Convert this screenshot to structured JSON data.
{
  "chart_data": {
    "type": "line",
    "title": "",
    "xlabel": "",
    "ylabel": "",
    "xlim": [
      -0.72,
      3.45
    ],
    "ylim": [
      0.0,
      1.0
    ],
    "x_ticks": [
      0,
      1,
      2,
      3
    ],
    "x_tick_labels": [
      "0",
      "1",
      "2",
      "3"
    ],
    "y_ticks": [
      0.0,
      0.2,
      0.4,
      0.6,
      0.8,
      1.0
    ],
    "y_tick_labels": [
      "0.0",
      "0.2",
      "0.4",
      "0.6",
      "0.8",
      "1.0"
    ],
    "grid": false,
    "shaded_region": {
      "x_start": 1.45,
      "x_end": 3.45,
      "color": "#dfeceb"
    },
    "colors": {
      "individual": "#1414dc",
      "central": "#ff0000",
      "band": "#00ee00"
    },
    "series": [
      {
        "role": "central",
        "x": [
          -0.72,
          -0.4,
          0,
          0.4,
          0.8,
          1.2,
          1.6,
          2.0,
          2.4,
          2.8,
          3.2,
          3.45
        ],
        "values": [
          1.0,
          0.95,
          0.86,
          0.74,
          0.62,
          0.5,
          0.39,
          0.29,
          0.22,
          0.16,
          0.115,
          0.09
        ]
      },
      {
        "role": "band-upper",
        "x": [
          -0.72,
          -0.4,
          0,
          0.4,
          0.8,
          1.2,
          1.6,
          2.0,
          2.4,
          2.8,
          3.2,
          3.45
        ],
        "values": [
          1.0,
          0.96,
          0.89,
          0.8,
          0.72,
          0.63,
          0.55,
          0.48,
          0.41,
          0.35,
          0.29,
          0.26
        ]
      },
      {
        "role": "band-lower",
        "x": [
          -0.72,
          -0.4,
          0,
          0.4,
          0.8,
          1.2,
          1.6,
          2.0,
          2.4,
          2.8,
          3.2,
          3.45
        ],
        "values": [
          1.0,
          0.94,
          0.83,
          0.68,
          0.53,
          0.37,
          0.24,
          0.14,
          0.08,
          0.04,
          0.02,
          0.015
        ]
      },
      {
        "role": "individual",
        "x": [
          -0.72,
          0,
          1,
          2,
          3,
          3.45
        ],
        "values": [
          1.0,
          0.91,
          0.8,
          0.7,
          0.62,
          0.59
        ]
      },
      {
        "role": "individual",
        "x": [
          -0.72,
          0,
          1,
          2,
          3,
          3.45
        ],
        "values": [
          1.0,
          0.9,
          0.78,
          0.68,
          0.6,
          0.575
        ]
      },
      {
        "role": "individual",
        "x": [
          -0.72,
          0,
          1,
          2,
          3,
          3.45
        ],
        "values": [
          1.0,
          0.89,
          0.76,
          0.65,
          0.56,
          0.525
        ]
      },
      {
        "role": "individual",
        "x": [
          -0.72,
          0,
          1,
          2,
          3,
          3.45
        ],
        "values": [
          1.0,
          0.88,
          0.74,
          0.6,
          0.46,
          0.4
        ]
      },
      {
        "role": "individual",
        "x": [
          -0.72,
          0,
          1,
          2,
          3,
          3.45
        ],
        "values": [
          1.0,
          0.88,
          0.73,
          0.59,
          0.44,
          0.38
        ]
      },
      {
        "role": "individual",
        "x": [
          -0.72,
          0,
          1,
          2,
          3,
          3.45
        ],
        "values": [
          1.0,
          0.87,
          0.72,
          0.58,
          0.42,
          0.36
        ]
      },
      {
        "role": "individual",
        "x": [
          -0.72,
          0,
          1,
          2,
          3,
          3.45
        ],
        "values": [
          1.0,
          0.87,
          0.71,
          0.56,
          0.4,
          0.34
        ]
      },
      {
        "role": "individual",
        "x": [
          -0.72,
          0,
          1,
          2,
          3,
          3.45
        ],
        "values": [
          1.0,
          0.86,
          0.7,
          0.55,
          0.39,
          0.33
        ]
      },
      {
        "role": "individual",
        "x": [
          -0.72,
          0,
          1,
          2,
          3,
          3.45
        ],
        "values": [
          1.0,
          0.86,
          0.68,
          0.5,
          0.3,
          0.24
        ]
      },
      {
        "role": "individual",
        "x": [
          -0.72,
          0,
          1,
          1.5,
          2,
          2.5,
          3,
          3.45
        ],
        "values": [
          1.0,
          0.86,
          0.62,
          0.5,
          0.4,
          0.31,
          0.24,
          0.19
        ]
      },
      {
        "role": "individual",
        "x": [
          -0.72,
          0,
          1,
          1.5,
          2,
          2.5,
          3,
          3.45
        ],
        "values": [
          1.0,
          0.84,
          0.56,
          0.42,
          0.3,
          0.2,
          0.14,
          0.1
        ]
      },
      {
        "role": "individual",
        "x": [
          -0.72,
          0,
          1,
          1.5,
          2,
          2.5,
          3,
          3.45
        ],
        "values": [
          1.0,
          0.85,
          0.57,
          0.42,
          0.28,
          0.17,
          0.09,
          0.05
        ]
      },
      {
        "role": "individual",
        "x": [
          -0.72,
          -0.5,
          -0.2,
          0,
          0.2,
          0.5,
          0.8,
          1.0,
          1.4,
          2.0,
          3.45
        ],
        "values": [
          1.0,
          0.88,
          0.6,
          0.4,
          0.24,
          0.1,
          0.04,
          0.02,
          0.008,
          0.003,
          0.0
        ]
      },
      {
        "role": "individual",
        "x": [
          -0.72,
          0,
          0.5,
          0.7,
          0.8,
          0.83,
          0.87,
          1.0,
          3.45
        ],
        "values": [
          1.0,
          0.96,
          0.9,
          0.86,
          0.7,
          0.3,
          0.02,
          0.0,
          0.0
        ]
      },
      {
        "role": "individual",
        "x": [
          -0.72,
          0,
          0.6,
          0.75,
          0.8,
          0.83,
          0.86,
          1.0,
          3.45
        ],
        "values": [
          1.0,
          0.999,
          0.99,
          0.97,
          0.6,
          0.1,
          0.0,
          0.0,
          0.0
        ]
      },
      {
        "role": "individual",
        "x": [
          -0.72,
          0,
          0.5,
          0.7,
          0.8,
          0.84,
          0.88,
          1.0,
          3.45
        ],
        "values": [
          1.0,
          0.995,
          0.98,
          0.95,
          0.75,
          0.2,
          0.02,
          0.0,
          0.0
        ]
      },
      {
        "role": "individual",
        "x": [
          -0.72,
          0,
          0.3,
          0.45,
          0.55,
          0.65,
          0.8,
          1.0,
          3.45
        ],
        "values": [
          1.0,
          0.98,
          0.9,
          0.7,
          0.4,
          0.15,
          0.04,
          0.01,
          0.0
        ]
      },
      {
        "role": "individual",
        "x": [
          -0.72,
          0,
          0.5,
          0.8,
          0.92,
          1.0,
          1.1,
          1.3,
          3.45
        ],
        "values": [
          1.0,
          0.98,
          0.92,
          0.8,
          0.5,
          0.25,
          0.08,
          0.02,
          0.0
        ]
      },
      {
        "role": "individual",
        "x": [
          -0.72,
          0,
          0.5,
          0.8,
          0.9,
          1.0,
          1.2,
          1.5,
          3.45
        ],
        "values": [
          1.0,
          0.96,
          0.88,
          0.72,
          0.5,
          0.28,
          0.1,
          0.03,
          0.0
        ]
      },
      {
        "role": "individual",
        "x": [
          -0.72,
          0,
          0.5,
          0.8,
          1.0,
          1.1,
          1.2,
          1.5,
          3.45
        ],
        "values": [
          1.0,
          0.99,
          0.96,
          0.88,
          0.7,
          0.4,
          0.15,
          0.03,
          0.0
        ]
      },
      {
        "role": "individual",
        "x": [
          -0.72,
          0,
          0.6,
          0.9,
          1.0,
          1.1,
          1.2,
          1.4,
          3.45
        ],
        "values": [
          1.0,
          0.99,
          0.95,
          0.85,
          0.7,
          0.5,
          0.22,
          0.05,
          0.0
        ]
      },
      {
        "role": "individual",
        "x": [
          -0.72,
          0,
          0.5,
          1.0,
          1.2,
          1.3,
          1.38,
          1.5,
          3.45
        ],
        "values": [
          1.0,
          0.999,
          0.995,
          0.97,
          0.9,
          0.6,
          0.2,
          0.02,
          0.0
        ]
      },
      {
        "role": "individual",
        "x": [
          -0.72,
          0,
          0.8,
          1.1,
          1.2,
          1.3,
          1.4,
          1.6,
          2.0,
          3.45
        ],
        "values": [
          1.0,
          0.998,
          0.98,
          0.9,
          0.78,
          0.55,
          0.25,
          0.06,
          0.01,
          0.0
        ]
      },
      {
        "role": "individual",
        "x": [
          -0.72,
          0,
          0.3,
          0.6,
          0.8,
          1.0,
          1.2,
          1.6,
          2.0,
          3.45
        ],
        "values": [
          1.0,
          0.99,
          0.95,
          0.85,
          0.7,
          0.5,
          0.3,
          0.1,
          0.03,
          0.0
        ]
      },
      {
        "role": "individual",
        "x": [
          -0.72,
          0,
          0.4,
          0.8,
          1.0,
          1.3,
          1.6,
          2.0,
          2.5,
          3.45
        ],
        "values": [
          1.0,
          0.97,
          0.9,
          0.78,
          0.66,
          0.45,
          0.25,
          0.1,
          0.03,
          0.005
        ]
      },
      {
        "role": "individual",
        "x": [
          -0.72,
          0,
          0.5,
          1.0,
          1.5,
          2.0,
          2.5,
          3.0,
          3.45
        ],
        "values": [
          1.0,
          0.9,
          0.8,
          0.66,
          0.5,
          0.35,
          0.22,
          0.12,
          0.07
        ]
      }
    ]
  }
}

◆ Written problem ◆
Only lines with the string "band" belong in your answer; copy each one.

◆ Written response ◆
      "band": "#00ee00"
        "role": "band-upper",
        "role": "band-lower",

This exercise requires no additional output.